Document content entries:

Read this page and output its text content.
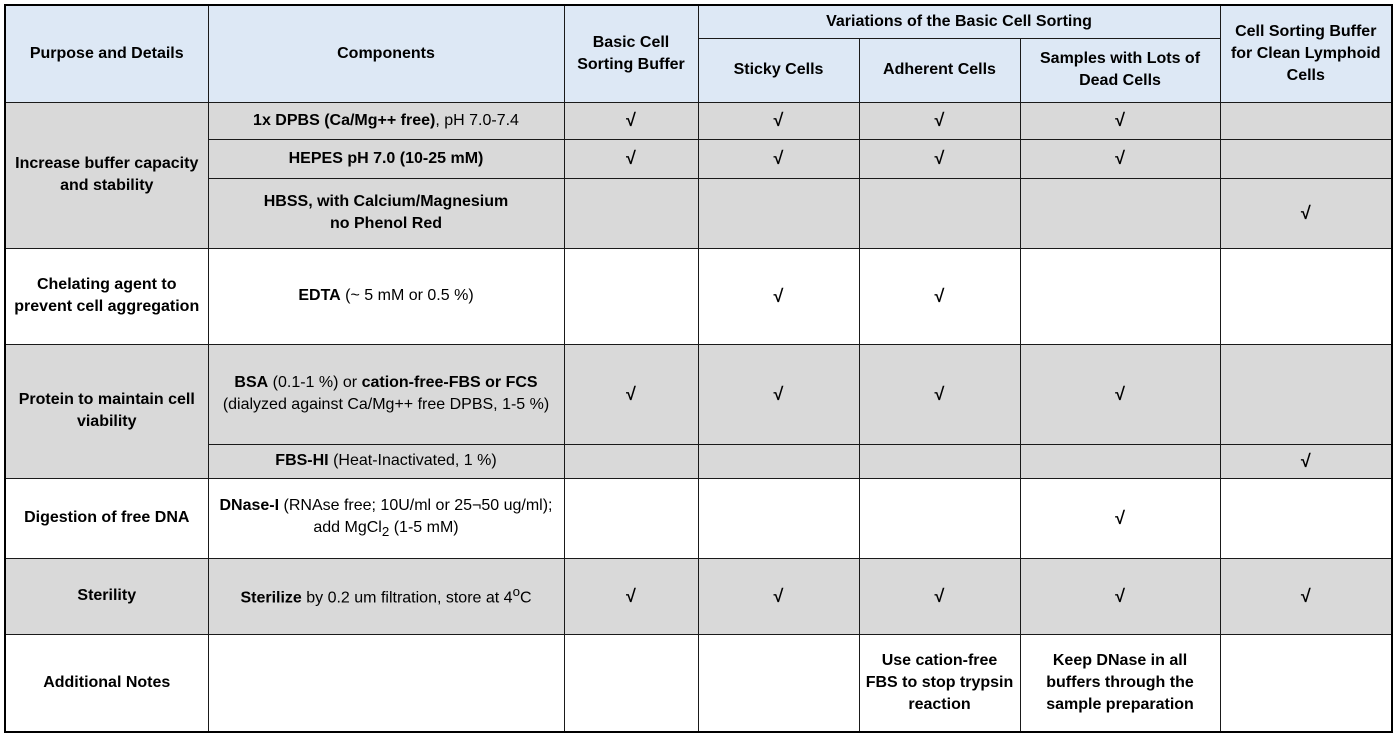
Purpose and Details	Components	Basic Cell Sorting Buffer	Variations of the Basic Cell Sorting			Cell Sorting Buffer for Clean Lymphoid Cells
			Sticky Cells	Adherent Cells	Samples with Lots of Dead Cells	
Increase buffer capacity and stability	1x DPBS (Ca/Mg++ free), pH 7.0-7.4	√	√	√	√	
	HEPES pH 7.0 (10-25 mM)	√	√	√	√	
	HBSS, with Calcium/Magnesium
no Phenol Red					√
Chelating agent to prevent cell aggregation	EDTA (~ 5 mM or 0.5 %)		√	√		
Protein to maintain cell viability	BSA (0.1-1 %) or cation-free-FBS or FCS (dialyzed against Ca/Mg++ free DPBS, 1-5 %)	√	√	√	√	
	FBS-HI (Heat-Inactivated, 1 %)					√
Digestion of free DNA	DNase-I (RNAse free; 10U/ml or 25¬50 ug/ml); add MgCl$_2$ (1-5 mM)				√	
Sterility	Sterilize by 0.2 um filtration, store at 4$^o$C	√	√	√	√	√
Additional Notes				Use cation-free FBS to stop trypsin reaction	Keep DNase in all buffers through the sample preparation	
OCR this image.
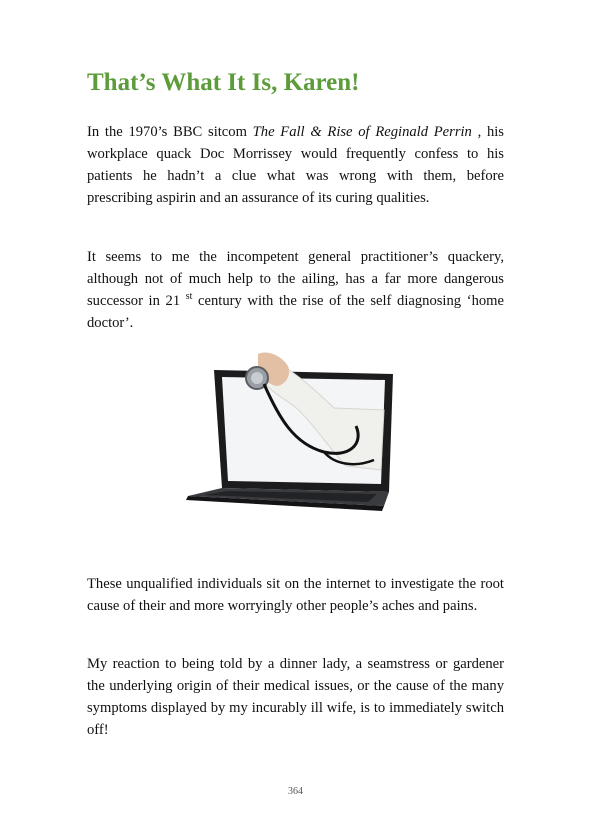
That’s What It Is, Karen!

In the 1970’s BBC sitcom The Fall & Rise of Reginald Perrin , his workplace quack Doc Morrissey would frequently confess to his patients he hadn’t a clue what was wrong with them, before prescribing aspirin and an assurance of its curing qualities.

It seems to me the incompetent general practitioner’s quackery, although not of much help to the ailing, has a far more dangerous successor in 21 $^{st}$ century with the rise of the self diagnosing ‘home doctor’.

These unqualified individuals sit on the internet to investigate the root cause of their and more worryingly other people’s aches and pains.

My reaction to being told by a dinner lady, a seamstress or gardener the underlying origin of their medical issues, or the cause of the many symptoms displayed by my incurably ill wife, is to immediately switch off!

364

EXERCISE BRIEF:
Search the entries for the word "cause". Copy every line where it occurs.

ANSWER TO THIS EXERCISE:
These unqualified individuals sit on the internet to investigate the root cause of their and more worryingly other people’s aches and pains.
My reaction to being told by a dinner lady, a seamstress or gardener the underlying origin of their medical issues, or the cause of the many symptoms displayed by my incurably ill wife, is to immediately switch off!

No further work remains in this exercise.